#### Excerpt

These resources offer a combination of theoretical frameworks (Team Topologies, Accelerate), practical guidance (DevOps Handbook, Platform Engineering resources), and specific patterns for cloud-native architectures (Cloud Native Patterns). They collectively provide a strong foundation for understanding platform engineering, the “power tools problem,” and how to build effective platforms that empower delivery teams.

########

▸ **What you will do**: Which resource does the excerpt name as the source of specific patterns for cloud-native architectures? Rely only on the excerpt when answering.

#### Information supplied

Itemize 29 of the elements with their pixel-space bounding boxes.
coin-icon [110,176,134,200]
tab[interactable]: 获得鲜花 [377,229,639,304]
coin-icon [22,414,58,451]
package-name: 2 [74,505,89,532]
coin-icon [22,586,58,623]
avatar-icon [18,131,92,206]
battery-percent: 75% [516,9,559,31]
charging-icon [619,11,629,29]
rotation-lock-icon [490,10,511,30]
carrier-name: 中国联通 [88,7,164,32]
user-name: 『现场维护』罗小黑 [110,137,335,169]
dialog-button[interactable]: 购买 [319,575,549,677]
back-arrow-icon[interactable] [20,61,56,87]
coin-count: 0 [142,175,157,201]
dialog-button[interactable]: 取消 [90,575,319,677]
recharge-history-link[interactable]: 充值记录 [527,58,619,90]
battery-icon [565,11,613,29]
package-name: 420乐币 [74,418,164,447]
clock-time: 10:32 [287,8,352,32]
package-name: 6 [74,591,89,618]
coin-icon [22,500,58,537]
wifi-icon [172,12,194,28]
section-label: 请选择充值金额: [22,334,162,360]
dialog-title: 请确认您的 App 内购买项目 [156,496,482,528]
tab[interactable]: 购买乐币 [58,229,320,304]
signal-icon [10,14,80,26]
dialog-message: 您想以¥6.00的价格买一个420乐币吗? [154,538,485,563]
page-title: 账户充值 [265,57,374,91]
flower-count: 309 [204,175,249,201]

########

▸ **Response**: Cloud Native Patterns.